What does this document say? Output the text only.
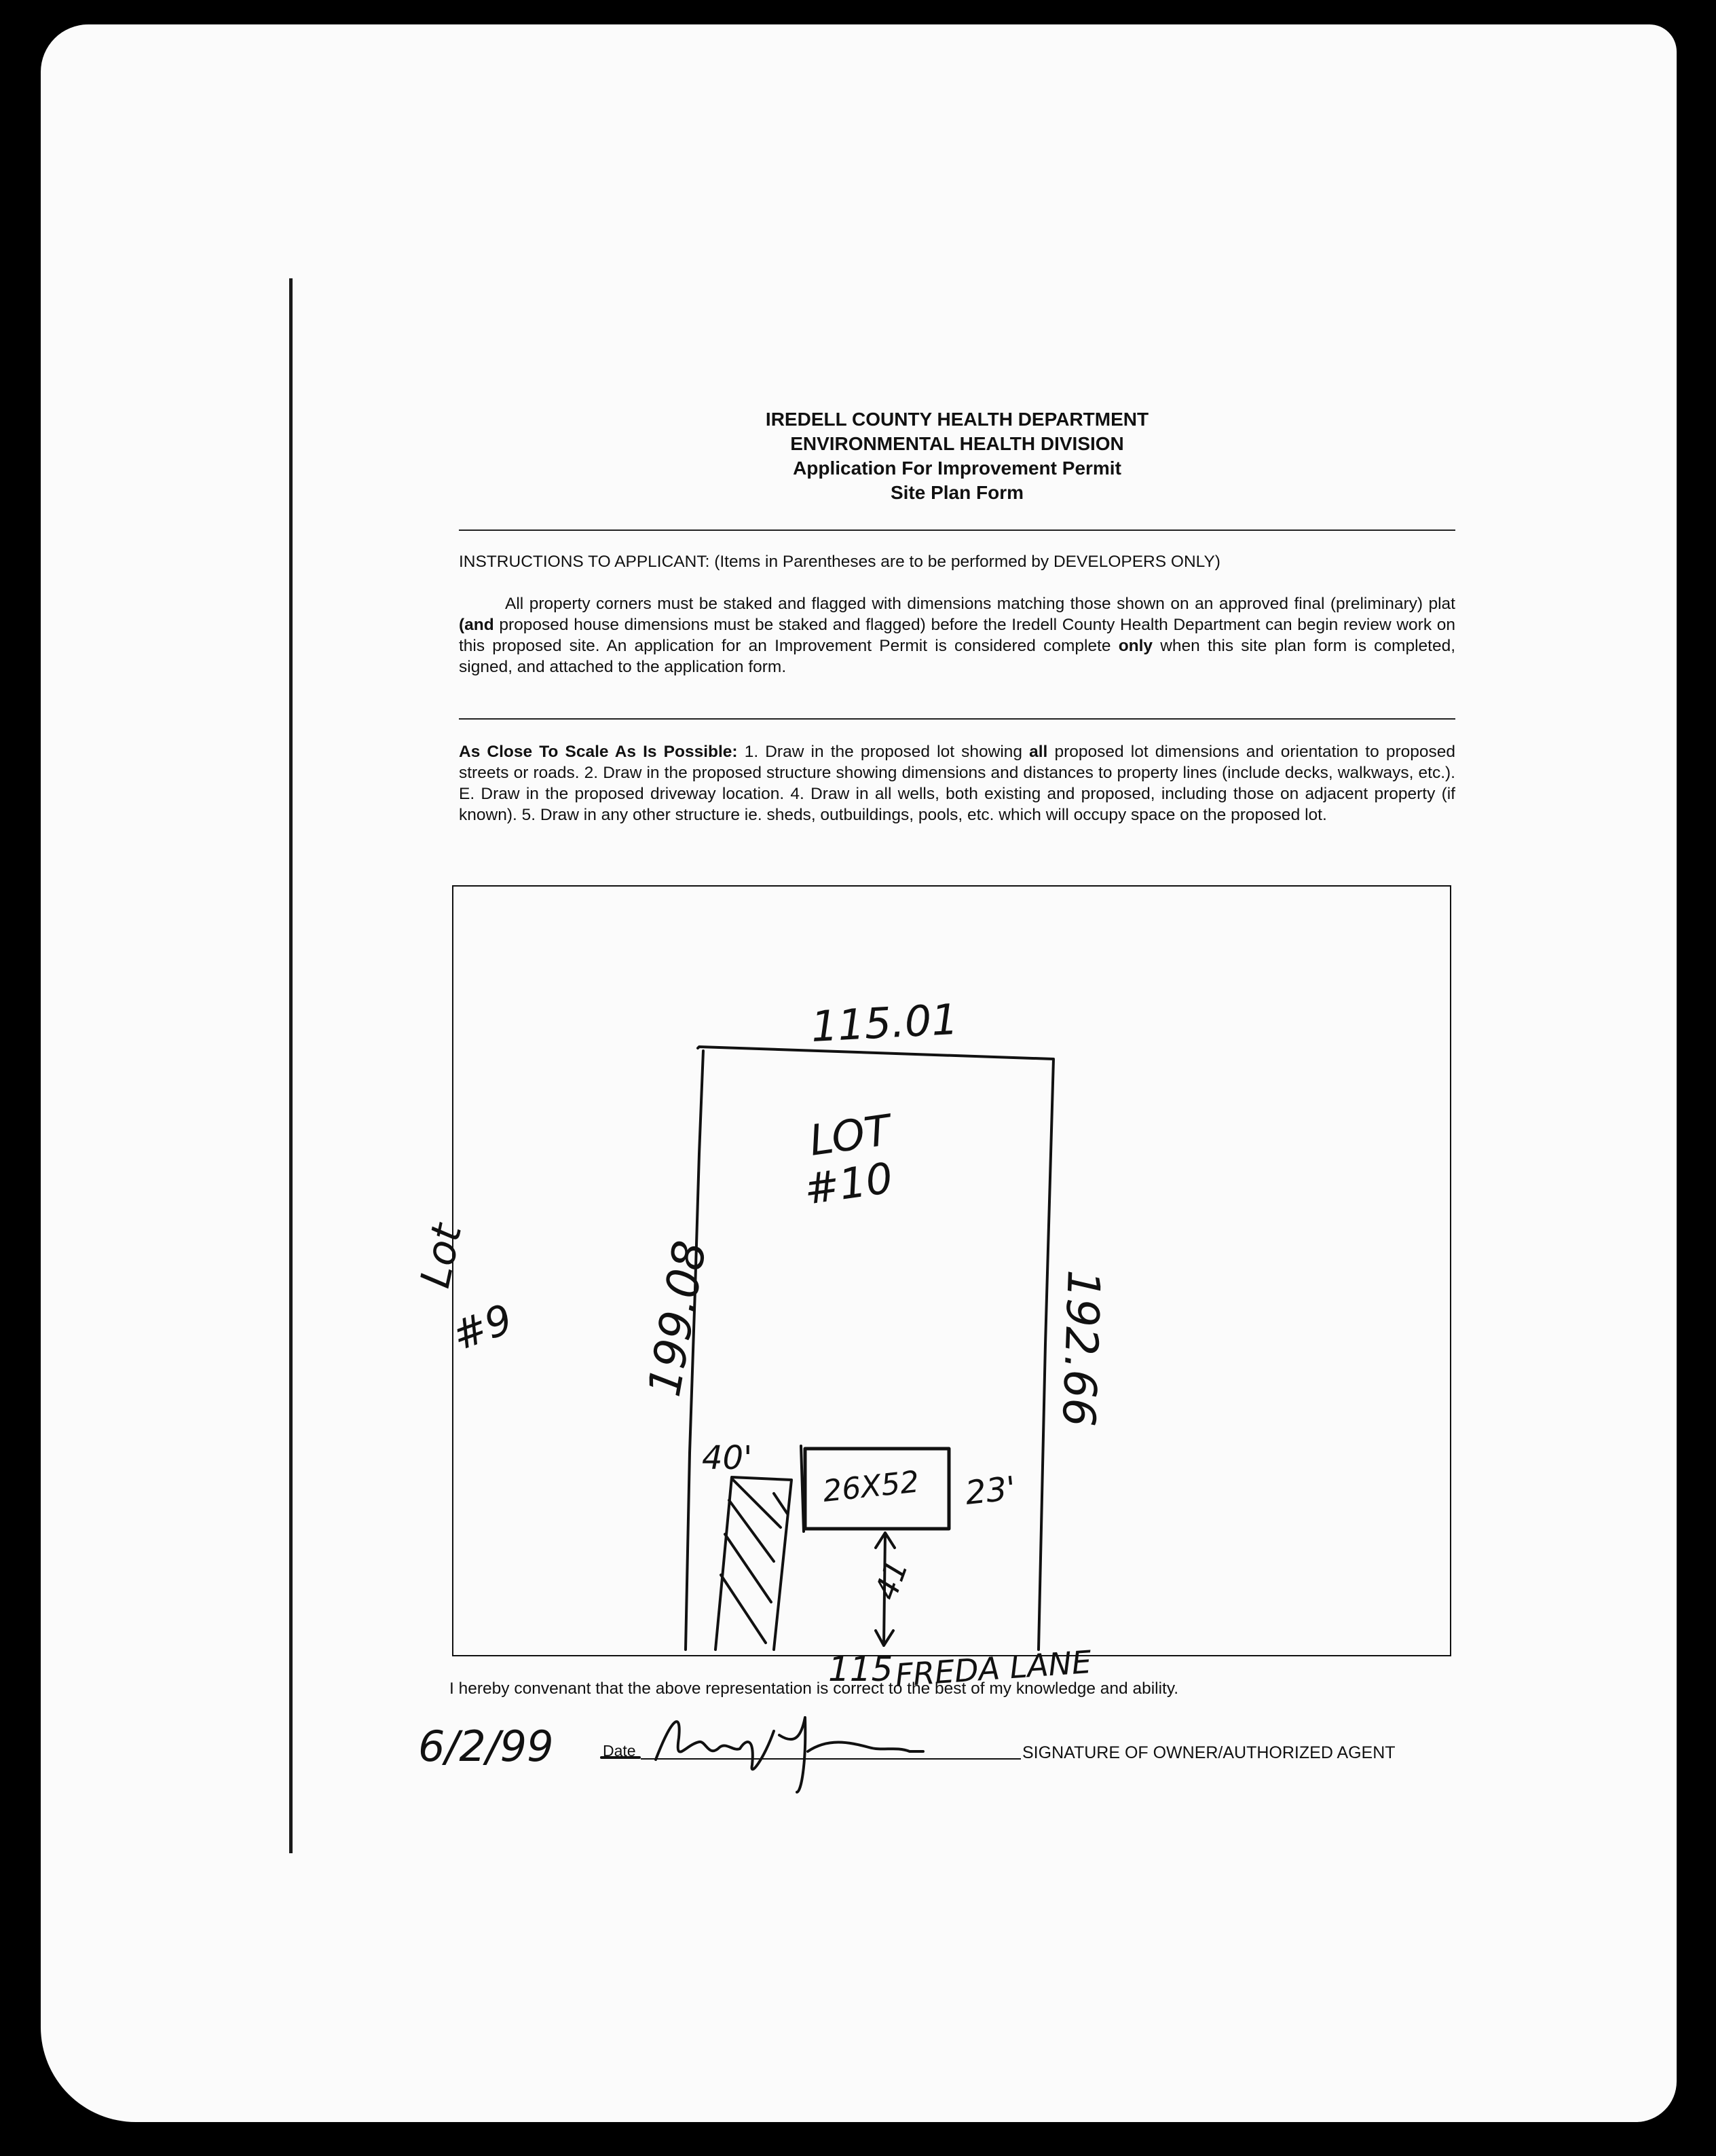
IREDELL COUNTY HEALTH DEPARTMENT
ENVIRONMENTAL HEALTH DIVISION
Application For Improvement Permit
Site Plan Form
INSTRUCTIONS TO APPLICANT: (Items in Parentheses are to be performed by DEVELOPERS ONLY)
All property corners must be staked and flagged with dimensions matching those shown on an approved final (preliminary) plat (and proposed house dimensions must be staked and flagged) before the Iredell County Health Department can begin review work on this proposed site. An application for an Improvement Permit is considered complete only when this site plan form is completed, signed, and attached to the application form.
As Close To Scale As Is Possible: 1. Draw in the proposed lot showing all proposed lot dimensions and orientation to proposed streets or roads. 2. Draw in the proposed structure showing dimensions and distances to property lines (include decks, walkways, etc.). E. Draw in the proposed driveway location. 4. Draw in all wells, both existing and proposed, including those on adjacent property (if known). 5. Draw in any other structure ie. sheds, outbuildings, pools, etc. which will occupy space on the proposed lot.
115.01
LOT
#10
199.08	192.66
Lot
#9
40'
26X52 23'
41
115 FREDA LANE
6/2/99
I hereby convenant that the above representation is correct to the best of my knowledge and ability.
Date	SIGNATURE OF OWNER/AUTHORIZED AGENT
::::
— Your objective —
Where a line of the entries contains the word "proposed", copy that line.

— The output —
All property corners must be staked and flagged with dimensions matching those shown on an approved final (preliminary) plat (and proposed house dimensions must be staked and flagged) before the Iredell County Health Department can begin review work on this proposed site. An application for an Improvement Permit is considered complete only when this site plan form is completed, signed, and attached to the application form.
As Close To Scale As Is Possible: 1. Draw in the proposed lot showing all proposed lot dimensions and orientation to proposed streets or roads. 2. Draw in the proposed structure showing dimensions and distances to property lines (include decks, walkways, etc.). E. Draw in the proposed driveway location. 4. Draw in all wells, both existing and proposed, including those on adjacent property (if known). 5. Draw in any other structure ie. sheds, outbuildings, pools, etc. which will occupy space on the proposed lot.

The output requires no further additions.